▸ Lesetext
━━━━

Blindenguide-Workshop
Laufsport allgemein,  Parkrun

Blindenguide-Workshop

()

Beim Parkrun Neckarau laufen seit einiger Zeit auch blinde Läufer mit. Um teilnehmen zu können, brauchen sie einen Guide, der sie auf der Strecke begleitet. Am vergangenen Samstag machte ich bei einem Blindenguide-Workshop mit, bei dem ich einiges über das gemeinsame Laufen mit Blinden und Sehbehinderten lernte.

Zu wenig Blindenguides

Den Blindenguide-Workshop leitete Juliana vom Laufclub Eichsfeld. Dieser Verein hat ein Guidenetzwerk eingerichtet, das Blinde bzw. stark Sehbeinträchtigte und Guides miteinander verbinden soll. Juliana erzählte uns, dass im Guidenetzwerk zurzeit 600 Guides und 200 Blinde eingetragen wären. Das hört sich nach viel an, aber da die Guides und die Blinden nicht immer in der gleichen Region wohnen, ist die Versorgung mit Blindenguides nicht ausreichend.

━━━━

▸ Auflistung
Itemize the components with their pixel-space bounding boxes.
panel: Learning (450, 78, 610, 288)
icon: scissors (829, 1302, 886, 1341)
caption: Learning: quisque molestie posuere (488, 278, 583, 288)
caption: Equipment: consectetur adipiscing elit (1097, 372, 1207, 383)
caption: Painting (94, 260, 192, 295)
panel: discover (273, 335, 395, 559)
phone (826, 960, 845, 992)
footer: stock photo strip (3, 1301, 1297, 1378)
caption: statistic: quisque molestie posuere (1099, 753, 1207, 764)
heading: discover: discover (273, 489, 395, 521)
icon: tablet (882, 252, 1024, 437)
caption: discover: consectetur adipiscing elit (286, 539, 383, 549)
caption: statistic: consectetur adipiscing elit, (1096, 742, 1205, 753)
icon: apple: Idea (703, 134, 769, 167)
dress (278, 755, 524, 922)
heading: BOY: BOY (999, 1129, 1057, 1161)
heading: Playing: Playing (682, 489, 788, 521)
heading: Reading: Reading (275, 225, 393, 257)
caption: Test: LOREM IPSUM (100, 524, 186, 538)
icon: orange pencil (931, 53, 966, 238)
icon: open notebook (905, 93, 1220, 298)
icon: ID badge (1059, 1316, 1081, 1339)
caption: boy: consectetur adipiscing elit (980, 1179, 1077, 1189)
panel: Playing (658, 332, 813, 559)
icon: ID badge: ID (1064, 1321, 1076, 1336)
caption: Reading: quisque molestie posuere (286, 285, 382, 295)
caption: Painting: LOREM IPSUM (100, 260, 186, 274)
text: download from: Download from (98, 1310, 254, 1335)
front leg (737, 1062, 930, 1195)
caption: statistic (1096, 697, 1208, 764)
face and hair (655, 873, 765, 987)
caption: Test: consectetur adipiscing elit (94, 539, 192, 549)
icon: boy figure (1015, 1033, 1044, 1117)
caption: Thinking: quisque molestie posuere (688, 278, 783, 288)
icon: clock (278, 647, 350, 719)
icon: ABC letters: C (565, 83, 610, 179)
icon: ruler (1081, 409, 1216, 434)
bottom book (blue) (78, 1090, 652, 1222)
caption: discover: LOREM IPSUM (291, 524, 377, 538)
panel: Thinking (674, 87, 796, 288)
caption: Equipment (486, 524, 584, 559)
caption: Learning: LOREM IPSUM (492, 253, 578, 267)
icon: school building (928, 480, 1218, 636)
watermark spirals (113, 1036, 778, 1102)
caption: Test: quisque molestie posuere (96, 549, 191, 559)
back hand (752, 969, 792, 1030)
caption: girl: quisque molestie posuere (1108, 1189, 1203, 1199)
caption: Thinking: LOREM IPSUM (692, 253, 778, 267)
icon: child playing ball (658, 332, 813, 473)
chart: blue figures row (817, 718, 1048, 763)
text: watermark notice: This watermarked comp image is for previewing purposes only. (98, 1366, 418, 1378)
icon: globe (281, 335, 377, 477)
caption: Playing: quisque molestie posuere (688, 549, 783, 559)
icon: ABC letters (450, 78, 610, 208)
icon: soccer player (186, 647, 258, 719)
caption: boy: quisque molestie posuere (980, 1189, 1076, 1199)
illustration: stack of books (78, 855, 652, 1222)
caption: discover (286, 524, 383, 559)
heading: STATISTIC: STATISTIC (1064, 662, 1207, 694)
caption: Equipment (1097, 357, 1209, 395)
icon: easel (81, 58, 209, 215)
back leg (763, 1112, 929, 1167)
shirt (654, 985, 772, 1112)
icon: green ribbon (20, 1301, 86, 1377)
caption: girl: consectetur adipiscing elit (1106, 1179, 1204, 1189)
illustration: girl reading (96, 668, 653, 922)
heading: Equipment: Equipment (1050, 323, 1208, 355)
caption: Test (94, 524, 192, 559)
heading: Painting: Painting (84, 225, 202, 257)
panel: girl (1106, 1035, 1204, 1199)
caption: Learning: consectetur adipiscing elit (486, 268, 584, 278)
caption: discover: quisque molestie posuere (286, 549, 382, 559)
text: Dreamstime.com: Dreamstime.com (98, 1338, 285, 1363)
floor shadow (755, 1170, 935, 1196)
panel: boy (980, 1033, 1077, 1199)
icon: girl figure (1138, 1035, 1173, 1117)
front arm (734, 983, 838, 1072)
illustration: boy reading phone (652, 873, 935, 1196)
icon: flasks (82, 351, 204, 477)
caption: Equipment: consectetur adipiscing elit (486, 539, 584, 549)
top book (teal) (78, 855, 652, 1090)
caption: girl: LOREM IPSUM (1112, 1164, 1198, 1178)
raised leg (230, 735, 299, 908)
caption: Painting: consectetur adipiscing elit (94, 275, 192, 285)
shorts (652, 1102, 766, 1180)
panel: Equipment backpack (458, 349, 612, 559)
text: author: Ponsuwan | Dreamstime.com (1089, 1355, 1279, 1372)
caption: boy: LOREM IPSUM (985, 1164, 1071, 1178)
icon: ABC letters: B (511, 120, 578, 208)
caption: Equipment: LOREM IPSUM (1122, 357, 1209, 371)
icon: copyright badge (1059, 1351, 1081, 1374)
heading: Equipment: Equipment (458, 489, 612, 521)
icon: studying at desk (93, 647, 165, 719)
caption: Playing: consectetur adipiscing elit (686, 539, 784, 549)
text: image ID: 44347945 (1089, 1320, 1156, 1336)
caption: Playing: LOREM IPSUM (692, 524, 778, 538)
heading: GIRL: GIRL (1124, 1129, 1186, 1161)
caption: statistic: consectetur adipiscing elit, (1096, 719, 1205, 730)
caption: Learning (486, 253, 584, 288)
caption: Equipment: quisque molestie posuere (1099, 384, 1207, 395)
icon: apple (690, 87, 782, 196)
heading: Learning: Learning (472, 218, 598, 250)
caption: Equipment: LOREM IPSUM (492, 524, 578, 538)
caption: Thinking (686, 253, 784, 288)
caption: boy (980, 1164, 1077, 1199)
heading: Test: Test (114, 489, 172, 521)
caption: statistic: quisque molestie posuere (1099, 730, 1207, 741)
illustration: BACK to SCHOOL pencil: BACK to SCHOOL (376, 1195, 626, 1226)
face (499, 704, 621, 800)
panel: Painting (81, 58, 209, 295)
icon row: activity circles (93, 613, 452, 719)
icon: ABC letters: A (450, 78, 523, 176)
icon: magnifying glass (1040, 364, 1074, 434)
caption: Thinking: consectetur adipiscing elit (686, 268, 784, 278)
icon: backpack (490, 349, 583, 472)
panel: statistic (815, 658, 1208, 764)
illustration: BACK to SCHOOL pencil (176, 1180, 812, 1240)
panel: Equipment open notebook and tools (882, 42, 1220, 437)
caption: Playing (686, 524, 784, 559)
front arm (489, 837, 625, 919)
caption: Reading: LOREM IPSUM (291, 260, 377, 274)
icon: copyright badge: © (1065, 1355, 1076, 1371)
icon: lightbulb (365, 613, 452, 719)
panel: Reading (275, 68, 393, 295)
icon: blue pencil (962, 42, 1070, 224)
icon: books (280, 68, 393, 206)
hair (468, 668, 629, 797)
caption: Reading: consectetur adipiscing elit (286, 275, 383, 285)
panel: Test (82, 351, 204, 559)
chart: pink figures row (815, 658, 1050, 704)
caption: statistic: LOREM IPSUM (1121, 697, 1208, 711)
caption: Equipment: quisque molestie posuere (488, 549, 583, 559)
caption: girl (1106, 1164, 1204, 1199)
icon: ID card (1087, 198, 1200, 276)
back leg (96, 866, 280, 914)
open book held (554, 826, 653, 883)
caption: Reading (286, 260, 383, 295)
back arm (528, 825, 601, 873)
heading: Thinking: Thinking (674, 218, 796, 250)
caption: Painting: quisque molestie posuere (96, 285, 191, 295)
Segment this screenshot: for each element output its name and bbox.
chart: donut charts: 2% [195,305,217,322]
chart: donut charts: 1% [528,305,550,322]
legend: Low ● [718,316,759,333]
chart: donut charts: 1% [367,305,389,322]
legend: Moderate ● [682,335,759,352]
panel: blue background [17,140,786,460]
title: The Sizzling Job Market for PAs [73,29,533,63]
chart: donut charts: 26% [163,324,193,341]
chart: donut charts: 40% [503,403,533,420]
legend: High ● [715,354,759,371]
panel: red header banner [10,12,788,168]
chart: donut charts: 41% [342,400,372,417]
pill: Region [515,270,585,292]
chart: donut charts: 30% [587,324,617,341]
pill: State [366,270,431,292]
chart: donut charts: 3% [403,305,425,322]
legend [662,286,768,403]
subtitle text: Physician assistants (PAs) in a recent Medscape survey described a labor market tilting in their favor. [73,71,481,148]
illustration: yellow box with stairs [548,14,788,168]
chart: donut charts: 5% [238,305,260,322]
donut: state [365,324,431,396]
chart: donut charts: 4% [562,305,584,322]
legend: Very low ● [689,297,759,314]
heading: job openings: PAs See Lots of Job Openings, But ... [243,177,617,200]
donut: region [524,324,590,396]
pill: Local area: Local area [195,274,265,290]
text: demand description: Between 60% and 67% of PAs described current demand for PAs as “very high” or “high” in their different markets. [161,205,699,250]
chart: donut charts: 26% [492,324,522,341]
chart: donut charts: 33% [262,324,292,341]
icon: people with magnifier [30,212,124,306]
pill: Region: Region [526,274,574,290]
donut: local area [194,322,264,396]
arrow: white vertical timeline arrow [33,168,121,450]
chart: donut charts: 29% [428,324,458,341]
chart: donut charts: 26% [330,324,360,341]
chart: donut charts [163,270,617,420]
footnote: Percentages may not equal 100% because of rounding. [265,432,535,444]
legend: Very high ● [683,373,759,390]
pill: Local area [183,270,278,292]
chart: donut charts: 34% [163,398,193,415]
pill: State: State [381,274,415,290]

━━━━

▸ Aufgaben zur Übung
(a) Stelle den Abschnitt der Auflistung, der mit ihrer ersten Zeile beginnt und mit der Zeile schließt, die „face and hair (655, 873, 765, 987)“ enthält, als Markdown-Tabelle mit den Spalten „Nr“ und „Eintrag“ dar, beide Endzeilen eingeschlossen und ohne Leerzeilen.
(b) Führe den Text über den Blindenguide-Workshop an der Stelle weiter, an der er endet.

▸ Lösungen
(a)
| Nr | Eintrag |
|---|---|
| 1 | Itemize the components with their pixel-space bounding boxes. |
| 2 | panel: Learning (450, 78, 610, 288) |
| 3 | icon: scissors (829, 1302, 886, 1341) |
| 4 | caption: Learning: quisque molestie posuere (488, 278, 583, 288) |
| 5 | caption: Equipment: consectetur adipiscing elit (1097, 372, 1207, 383) |
| 6 | caption: Painting (94, 260, 192, 295) |
| 7 | panel: discover (273, 335, 395, 559) |
| 8 | phone (826, 960, 845, 992) |
| 9 | footer: stock photo strip (3, 1301, 1297, 1378) |
| 10 | caption: statistic: quisque molestie posuere (1099, 753, 1207, 764) |
| 11 | heading: discover: discover (273, 489, 395, 521) |
| 12 | icon: tablet (882, 252, 1024, 437) |
| 13 | caption: discover: consectetur adipiscing elit (286, 539, 383, 549) |
| 14 | caption: statistic: consectetur adipiscing elit, (1096, 742, 1205, 753) |
| 15 | icon: apple: Idea (703, 134, 769, 167) |
| 16 | dress (278, 755, 524, 922) |
| 17 | heading: BOY: BOY (999, 1129, 1057, 1161) |
| 18 | heading: Playing: Playing (682, 489, 788, 521) |
| 19 | heading: Reading: Reading (275, 225, 393, 257) |
| 20 | caption: Test: LOREM IPSUM (100, 524, 186, 538) |
| 21 | icon: orange pencil (931, 53, 966, 238) |
| 22 | icon: open notebook (905, 93, 1220, 298) |
| 23 | icon: ID badge (1059, 1316, 1081, 1339) |
| 24 | caption: boy: consectetur adipiscing elit (980, 1179, 1077, 1189) |
| 25 | panel: Playing (658, 332, 813, 559) |
| 26 | icon: ID badge: ID (1064, 1321, 1076, 1336) |
| 27 | caption: Reading: quisque molestie posuere (286, 285, 382, 295) |
| 28 | caption: Painting: LOREM IPSUM (100, 260, 186, 274) |
| 29 | text: download from: Download from (98, 1310, 254, 1335) |
| 30 | front leg (737, 1062, 930, 1195) |
| 31 | caption: statistic (1096, 697, 1208, 764) |
| 32 | face and hair (655, 873, 765, 987) |

(b)
Außerdem gibt es auch Blinde, die für einen Marathon trainieren und deshalb vier- bis fünfmal die Woche einen Guide benötigen. Optimal wäre ein Verhältnis von 5:1. Für einen Blinden sollten also in der Nähe seines Wohnortes fünf Guides zur Verfügung stehen. Wichtig ist auch, dass der Guide und der Blinde zueinander passen. Große Unterschiede in der Körpergröße oder im Lauftempo erschweren das gemeinsame Laufen.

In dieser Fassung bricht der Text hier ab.